* **PROBLEM**: Pull every "screenshot" line out of the data below.

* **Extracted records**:
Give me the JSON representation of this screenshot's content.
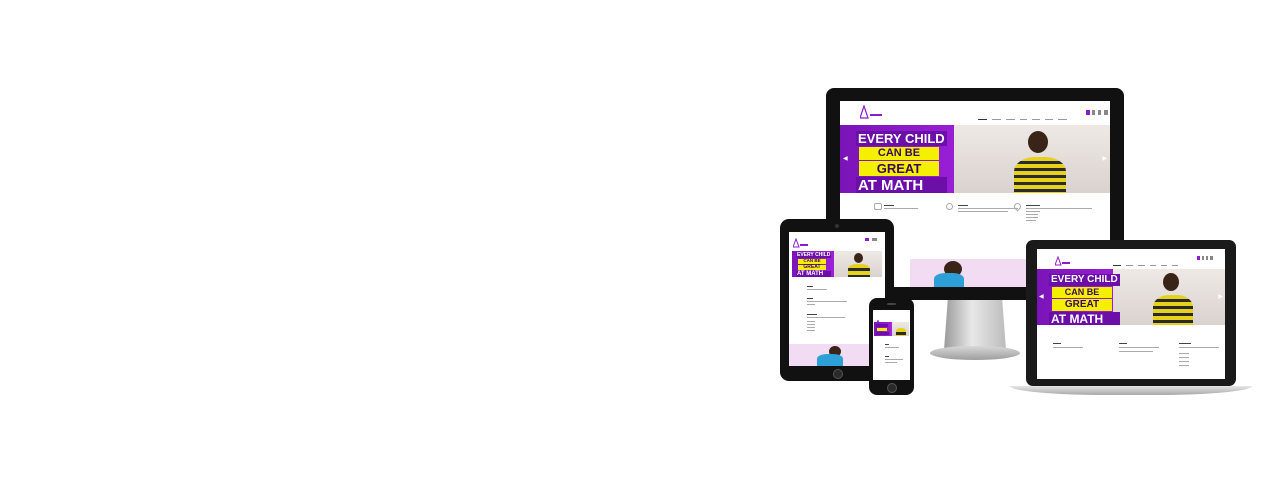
{
  "brand": {
    "colors": {
      "purple": "#8c1bd1",
      "yellow": "#f5f000",
      "lavender": "#f1dcf4",
      "text_dark": "#222222"
    }
  },
  "hero": {
    "line1": "EVERY CHILD",
    "line2": "CAN BE",
    "line3": "GREAT",
    "line4": "AT MATH"
  },
  "icons": [
    "logo-compass-icon",
    "cart-icon",
    "social-icons",
    "slider-prev-arrow",
    "slider-next-arrow",
    "feature-icon"
  ]
}
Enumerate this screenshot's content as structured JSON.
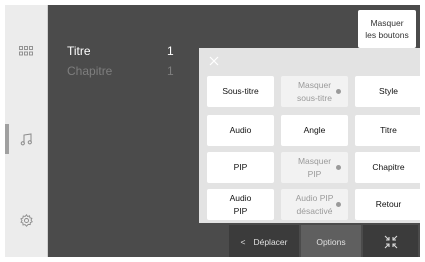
{
  "header": {
    "hide_buttons_label": "Masquer\nles boutons"
  },
  "rows": [
    {
      "label": "Titre",
      "value": "1"
    },
    {
      "label": "Chapitre",
      "value": "1"
    }
  ],
  "sidebar": {
    "items": [
      {
        "icon": "grid-icon"
      },
      {
        "icon": "music-note-icon"
      },
      {
        "icon": "settings-gear-icon"
      }
    ]
  },
  "panel": {
    "buttons": {
      "subtitle": "Sous-titre",
      "hide_subtitle": "Masquer\nsous-titre",
      "style": "Style",
      "audio": "Audio",
      "angle": "Angle",
      "title": "Titre",
      "pip": "PIP",
      "hide_pip": "Masquer\nPIP",
      "chapter": "Chapitre",
      "audio_pip": "Audio\nPIP",
      "audio_pip_off": "Audio PIP\ndésactivé",
      "back": "Retour"
    }
  },
  "bottom": {
    "move": "Déplacer",
    "move_icon": "<",
    "options": "Options",
    "collapse_icon": "collapse-icon"
  }
}
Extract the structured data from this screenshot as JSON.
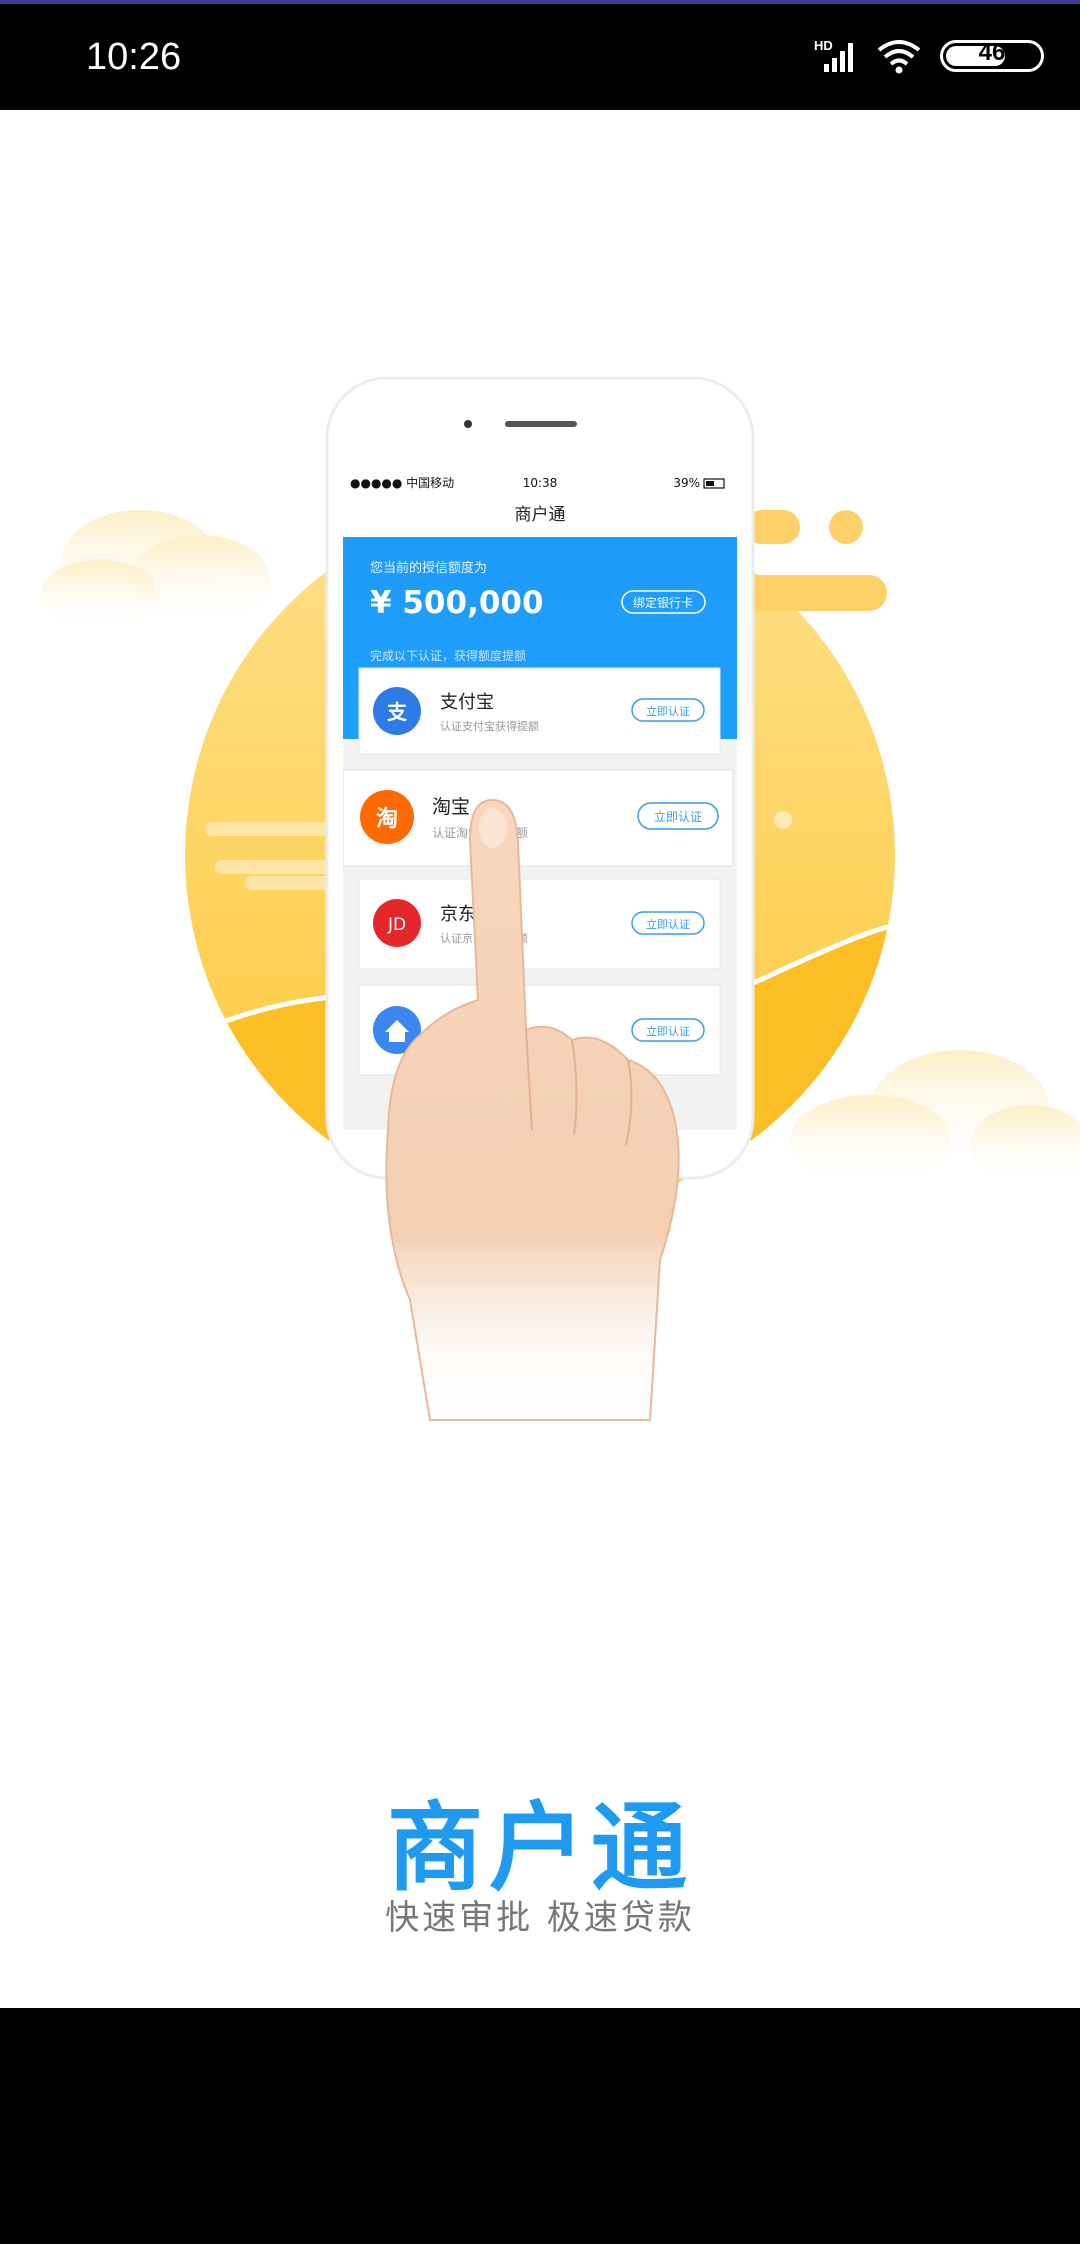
{
  "status_bar": {
    "time": "10:26",
    "network": "HD",
    "battery": "46"
  },
  "mock_phone": {
    "carrier": "●●●●● 中国移动",
    "time": "10:38",
    "battery": "39%",
    "app_title": "商户通",
    "credit_label": "您当前的授信额度为",
    "credit_amount": "¥ 500,000",
    "bind_card_button": "绑定银行卡",
    "hint": "完成以下认证，获得额度提额",
    "items": [
      {
        "icon_text": "支",
        "title": "支付宝",
        "desc": "认证支付宝获得提额",
        "action": "立即认证",
        "color": "#2e7be8"
      },
      {
        "icon_text": "淘",
        "title": "淘宝",
        "desc": "认证淘宝获得提额",
        "action": "立即认证",
        "color": "#ff6a00"
      },
      {
        "icon_text": "JD",
        "title": "京东",
        "desc": "认证京东获得提额",
        "action": "立即认证",
        "color": "#e5262b"
      },
      {
        "icon_text": "",
        "title": "",
        "desc": "",
        "action": "立即认证",
        "color": "#3b86f0"
      }
    ]
  },
  "brand": {
    "title": "商户通",
    "subtitle": "快速审批  极速贷款"
  },
  "colors": {
    "accent": "#1e9bf0",
    "sun": "#fcc93a",
    "blue_header": "#1f9bfa"
  }
}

* **FINAL RESULT**:
Give me the JSON representation of this screenshot's content.
Enumerate this screenshot's content as structured JSON.
Extract the structured data from this screenshot as JSON.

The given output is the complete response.